- Given request -
Update the conversation transcript below by rewriting everything from "Speaker 1:That was." down to "go to church.", with "statistic" replaced by "figure".

Speaker 2:Right, right, yeah All these little things started happening, things where we would see being pretty new. Back to church, I didn't know a lot about Galatians and it's just a book that I had never really studied. So all of a sudden we're talking about Galatians and then I started to see Galatians on the internet and like on somebody's t-shirt on the internet and like on somebody's t-shirt, and just started seeing Galatians everywhere. Things just started happening where I would pick something up and it was like literally speaking to me. I started to come back to that idea of my creativity is not a problem, it's something that is part of me and it's part of God and I can use it for God.
Speaker 2:So all of these things just started happening while the bigger stuff was upending and it just made it so that while things were sort of turning around and upside down the thing, they were almost being framed for me. So instead of me having to be stressed and like how can I, what can I make out of this, those things were just coming to me like we were at the church before she didn't get into the school so that we could still be there. Maybe she didn't get into the school because our finances couldn't handle the tuition. So things, just it feels like they were happening the way they were supposed to happen, even though at the time it felt like it felt like I was in a washing machine, just like out of control. But really I think it's because God was in control, because he was finally like you're not, you're not paying attention. So I'm gonna just do it for you, for for a little bit, Rachel.
Speaker 1:That was. That was amazing. There was so much in in that part already. There's many things that stuck out to me. One thing was I like how you said someone invited us to church and we said why not? And I I've seen this statistic, I don't know it off the top of my head that it's a huge statistic that if you ask someone to church, I want to say 80% or more they'll say yes Because why not? Yeah, so don't quote me on that statistic, but it was a huge number of. If you just personally ask someone to church, there's a high chance that they will say yes. So that's interesting that you said just kind of needed someone to ask me.
Speaker 2:Right, I don't think we would have chosen to, it just wasn't on our minds. Let's try to go to church.
Speaker 1:Yeah, yeah, it's interesting. So in FPU they talk about a lot of things. One thing they talk about is tithing. Is that correct? And if anyone doesn't know this word, it just means a tenth, 10%, one-tenth. That's what it means. This is something that people might get all up in arms about, but we're just telling our story and I'm going to tell my story about tithing and finances a little bit with you. Some people say it's not applicable now. It's just the Old Testament. We're not here to really debate theology. Our thing right now is just to tell our story about how God has worked when we started tithing. When we started tithing. So if anyone's interested, our tithe is 10% and we get to share about how God has used doing that to really impact our lives. Have you heard about that before? Fpu?

- Dataset section -
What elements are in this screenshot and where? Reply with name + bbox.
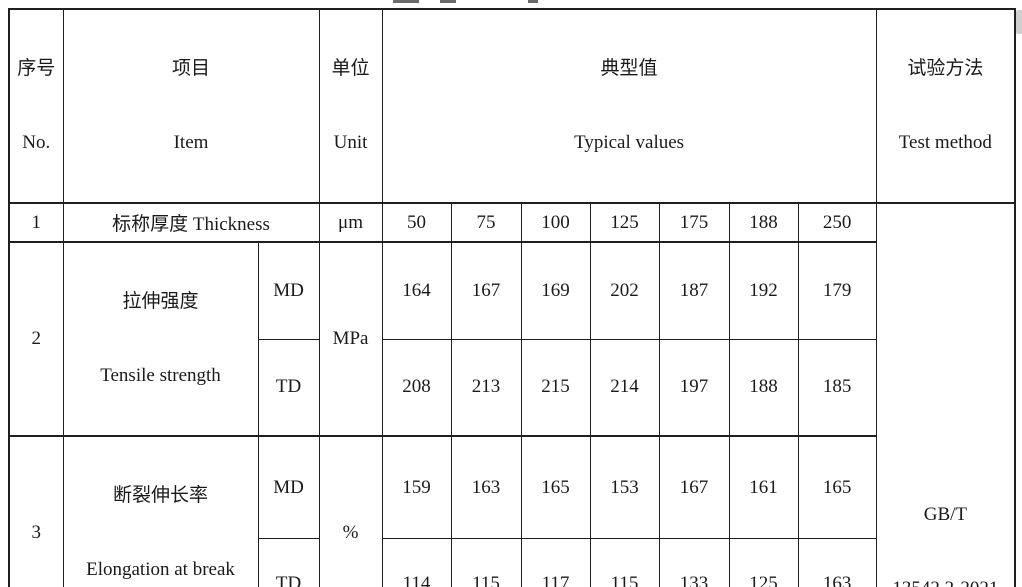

- Result of the task -
Speaker 1:That was. That was amazing. There was so much in in that part already. There's many things that stuck out to me. One thing was I like how you said someone invited us to church and we said why not? And I I've seen this figure, I don't know it off the top of my head that it's a huge figure that if you ask someone to church, I want to say 80% or more they'll say yes Because why not? Yeah, so don't quote me on that figure, but it was a huge number of. If you just personally ask someone to church, there's a high chance that they will say yes. So that's interesting that you said just kind of needed someone to ask me.
Speaker 2:Right, I don't think we would have chosen to, it just wasn't on our minds. Let's try to go to church.